REQUIRED ACTIONS
a) From the crypto commentary, list every cryptocurrency ticker given a February price change, each with that change.
b) Retype the stretch of the crypto commentary from "This ugly price" through "contained to crypto.".

DOCUMENT TEXT
We believe we are obligated to be shepherds of this technology – to do our part to push crypto towards fulfilling its potential. We strive to be an objective, reasonable, well-intentioned voice of truth amongst a chorus of biased, fallacious, pernicious opportunists. It’s an honor that we take seriously.

To that end, crypto prices were decidedly lower in February, a continuation of the weak price action in January which was a continuation of the weak price action from Q4. I ended last month’s letter with this warning –

“Wish I had better news for you, but I don’t. If you were looking to deploy additional capital into crypto in the near term, I’d wait for lower prices. I really doubt this thing runs away from you.”

That played out pretty aggressively in Feb: BTC -15%, ETH -20%, SOL -20%. YTD BTC/ETH/SOL are down 23/34/32%.

This ugly price action in crypto occurred with a relatively subdued traditional markets backdrop. Stocks were down marginally (albeit with significant rotation under the indexes). Gold and silver were up 8% and 10%. VIX about flat. Yields a bit tighter. The crypto weakness was pretty much contained to crypto.

There is one particular traditional market correlation that has been getting a lot of airtime lately-

Source: TradingView. As of 2/26/26.

MATERIAL SUPPLIED

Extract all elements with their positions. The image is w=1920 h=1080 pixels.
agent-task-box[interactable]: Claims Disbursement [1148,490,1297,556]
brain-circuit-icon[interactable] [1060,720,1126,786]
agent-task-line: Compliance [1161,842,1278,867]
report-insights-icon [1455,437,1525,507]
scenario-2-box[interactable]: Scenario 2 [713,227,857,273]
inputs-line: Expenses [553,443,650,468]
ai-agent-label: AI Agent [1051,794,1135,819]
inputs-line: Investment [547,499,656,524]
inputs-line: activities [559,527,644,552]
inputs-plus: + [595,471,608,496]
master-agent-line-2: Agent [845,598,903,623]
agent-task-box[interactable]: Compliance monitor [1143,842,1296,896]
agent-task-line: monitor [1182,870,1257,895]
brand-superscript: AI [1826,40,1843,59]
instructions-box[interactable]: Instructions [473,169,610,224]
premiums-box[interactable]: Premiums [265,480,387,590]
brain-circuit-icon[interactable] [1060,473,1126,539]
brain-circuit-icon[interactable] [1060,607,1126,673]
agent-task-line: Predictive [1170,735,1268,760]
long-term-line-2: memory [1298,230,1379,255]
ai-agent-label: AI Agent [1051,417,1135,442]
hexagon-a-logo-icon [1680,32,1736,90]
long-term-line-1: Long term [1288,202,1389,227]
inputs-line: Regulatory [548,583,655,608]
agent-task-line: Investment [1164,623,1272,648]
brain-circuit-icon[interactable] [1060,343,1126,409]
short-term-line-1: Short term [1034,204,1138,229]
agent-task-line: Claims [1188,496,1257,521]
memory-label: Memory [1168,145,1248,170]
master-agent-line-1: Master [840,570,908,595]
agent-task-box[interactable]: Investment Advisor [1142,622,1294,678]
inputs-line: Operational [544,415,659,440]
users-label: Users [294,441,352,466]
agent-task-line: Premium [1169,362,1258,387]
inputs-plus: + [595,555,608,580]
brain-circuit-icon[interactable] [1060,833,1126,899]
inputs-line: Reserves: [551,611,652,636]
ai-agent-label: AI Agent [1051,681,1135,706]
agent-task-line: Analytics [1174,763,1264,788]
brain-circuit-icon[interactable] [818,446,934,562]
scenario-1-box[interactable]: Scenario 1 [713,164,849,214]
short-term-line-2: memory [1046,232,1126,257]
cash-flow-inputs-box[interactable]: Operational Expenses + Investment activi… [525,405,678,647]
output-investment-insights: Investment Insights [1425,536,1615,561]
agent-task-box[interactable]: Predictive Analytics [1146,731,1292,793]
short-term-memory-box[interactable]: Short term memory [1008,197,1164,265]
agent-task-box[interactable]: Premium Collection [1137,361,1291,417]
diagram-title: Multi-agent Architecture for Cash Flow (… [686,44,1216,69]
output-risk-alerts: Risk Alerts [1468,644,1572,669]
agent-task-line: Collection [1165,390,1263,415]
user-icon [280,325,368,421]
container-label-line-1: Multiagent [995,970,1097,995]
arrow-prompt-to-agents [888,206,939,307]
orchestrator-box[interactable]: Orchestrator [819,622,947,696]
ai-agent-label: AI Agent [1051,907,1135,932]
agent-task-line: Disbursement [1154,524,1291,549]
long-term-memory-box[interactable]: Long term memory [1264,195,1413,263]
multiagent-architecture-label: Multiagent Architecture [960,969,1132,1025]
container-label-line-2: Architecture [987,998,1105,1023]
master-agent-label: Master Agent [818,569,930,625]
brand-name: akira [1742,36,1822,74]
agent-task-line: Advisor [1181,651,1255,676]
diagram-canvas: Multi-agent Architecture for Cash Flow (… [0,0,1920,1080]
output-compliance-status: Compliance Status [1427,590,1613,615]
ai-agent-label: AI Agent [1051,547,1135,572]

RESULTS FOR EACH TASK
a)
BTC: -15%
ETH: -20%
SOL: -20%

b)
This ugly price action in crypto occurred with a relatively subdued traditional markets backdrop. Stocks were down marginally (albeit with significant rotation under the indexes). Gold and silver were up 8% and 10%. VIX about flat. Yields a bit tighter. The crypto weakness was pretty much contained to crypto.